_Data excerpts_
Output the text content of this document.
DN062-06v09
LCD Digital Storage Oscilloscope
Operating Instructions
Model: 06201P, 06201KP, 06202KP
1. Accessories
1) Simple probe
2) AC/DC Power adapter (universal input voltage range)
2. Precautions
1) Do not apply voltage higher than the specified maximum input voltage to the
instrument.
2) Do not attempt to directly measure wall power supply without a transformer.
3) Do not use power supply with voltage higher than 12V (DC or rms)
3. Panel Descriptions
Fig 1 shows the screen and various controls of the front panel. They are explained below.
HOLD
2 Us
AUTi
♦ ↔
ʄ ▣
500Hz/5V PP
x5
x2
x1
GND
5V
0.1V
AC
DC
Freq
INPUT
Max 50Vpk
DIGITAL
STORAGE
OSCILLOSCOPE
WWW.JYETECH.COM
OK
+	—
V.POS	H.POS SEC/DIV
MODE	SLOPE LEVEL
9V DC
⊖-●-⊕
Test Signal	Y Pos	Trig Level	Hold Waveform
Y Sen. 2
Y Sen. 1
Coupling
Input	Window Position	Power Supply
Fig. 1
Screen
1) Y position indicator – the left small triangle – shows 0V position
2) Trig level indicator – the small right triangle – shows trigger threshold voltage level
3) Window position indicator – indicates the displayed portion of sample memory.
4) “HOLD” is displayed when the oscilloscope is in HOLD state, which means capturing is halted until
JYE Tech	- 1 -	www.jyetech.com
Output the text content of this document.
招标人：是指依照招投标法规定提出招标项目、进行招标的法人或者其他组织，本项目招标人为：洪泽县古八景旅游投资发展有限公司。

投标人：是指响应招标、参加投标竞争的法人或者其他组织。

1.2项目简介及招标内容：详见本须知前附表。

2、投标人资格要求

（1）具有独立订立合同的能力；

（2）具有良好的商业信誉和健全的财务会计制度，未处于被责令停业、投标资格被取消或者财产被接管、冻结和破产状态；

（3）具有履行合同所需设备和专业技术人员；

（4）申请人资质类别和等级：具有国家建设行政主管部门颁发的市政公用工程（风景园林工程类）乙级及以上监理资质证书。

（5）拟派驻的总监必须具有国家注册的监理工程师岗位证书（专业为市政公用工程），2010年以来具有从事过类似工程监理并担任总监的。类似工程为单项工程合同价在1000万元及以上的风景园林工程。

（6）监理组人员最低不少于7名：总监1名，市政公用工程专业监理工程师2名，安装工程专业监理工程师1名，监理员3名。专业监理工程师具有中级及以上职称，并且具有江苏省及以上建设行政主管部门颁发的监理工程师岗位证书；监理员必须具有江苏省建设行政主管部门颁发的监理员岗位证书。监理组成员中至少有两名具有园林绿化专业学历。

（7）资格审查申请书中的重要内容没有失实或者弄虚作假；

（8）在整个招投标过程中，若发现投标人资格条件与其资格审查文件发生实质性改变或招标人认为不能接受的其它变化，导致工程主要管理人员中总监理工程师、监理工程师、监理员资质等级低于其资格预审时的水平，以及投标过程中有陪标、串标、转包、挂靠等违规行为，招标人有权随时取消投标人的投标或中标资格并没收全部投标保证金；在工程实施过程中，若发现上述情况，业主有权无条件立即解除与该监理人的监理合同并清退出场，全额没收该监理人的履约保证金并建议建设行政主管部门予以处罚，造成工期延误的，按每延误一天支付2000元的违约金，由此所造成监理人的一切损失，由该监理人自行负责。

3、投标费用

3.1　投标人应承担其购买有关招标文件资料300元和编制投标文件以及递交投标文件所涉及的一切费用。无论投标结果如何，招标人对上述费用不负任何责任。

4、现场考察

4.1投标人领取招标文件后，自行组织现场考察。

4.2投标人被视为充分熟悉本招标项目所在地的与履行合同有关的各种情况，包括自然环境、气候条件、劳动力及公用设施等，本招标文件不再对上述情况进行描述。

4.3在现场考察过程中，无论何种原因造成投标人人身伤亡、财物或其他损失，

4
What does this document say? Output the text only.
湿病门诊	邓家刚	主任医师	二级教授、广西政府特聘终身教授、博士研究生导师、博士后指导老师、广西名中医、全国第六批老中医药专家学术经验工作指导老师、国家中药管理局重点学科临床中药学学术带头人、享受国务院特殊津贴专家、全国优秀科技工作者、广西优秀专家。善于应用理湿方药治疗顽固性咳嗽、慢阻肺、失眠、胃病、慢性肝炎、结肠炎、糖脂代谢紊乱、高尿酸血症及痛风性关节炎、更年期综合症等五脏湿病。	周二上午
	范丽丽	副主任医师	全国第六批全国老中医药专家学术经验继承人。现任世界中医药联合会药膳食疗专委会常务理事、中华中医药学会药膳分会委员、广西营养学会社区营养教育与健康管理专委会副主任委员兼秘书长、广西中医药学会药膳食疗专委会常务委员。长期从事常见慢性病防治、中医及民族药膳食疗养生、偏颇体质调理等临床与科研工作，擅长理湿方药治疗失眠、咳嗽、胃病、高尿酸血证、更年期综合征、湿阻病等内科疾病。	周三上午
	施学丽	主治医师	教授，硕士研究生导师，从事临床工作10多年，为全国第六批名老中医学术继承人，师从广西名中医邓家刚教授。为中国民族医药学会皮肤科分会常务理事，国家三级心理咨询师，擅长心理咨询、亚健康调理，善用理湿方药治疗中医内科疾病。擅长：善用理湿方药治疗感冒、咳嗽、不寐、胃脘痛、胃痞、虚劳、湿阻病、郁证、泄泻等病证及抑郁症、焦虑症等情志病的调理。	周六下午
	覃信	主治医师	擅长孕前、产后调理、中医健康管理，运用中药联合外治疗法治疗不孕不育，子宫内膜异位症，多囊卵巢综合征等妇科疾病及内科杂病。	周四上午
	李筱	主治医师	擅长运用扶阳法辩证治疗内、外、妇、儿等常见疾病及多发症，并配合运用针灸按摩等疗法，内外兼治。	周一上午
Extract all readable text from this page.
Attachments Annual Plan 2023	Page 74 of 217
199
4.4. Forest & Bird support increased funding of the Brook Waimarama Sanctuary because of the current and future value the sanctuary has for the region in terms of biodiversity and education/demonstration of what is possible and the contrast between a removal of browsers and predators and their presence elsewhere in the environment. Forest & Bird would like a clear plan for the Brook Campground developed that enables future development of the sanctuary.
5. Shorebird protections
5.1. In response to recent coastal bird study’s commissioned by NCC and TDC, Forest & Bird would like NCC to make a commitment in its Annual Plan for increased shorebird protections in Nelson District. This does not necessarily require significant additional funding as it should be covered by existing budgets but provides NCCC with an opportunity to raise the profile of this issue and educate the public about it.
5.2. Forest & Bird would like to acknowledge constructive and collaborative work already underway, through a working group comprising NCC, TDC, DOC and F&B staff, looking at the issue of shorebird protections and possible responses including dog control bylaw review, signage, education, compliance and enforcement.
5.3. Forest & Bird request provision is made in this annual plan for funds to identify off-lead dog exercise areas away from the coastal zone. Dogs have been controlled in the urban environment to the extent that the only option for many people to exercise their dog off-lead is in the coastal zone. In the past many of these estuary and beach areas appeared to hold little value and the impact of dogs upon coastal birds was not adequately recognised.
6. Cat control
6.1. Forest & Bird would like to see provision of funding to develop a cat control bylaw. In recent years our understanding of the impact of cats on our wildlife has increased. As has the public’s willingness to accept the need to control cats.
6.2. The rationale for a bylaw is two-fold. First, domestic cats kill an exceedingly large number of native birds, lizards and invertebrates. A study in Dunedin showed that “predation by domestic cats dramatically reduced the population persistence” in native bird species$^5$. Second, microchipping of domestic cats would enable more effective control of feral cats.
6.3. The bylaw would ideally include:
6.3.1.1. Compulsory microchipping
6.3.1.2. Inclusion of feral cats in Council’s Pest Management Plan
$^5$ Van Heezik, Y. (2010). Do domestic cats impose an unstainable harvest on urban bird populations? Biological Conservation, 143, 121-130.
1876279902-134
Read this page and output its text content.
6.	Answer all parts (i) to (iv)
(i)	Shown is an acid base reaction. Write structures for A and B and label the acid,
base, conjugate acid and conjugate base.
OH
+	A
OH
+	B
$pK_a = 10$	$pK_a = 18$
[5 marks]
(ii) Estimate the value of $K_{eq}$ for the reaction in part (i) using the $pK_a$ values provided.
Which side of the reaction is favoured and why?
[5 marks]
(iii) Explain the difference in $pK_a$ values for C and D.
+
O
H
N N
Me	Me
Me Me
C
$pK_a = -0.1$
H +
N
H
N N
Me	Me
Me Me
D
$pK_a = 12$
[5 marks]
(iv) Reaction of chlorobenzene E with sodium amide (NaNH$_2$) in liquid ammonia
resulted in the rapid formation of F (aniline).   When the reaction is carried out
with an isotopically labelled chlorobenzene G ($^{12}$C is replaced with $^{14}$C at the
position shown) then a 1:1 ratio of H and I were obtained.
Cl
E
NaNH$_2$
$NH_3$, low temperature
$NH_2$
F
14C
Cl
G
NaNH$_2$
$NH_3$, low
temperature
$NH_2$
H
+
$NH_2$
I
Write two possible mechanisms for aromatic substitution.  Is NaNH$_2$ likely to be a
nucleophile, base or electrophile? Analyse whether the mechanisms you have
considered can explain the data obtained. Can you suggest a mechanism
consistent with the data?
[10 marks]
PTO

_Work to do_
Of the lines above, how many include the word "this"? Reply with the number alone.

_Exercise result_
7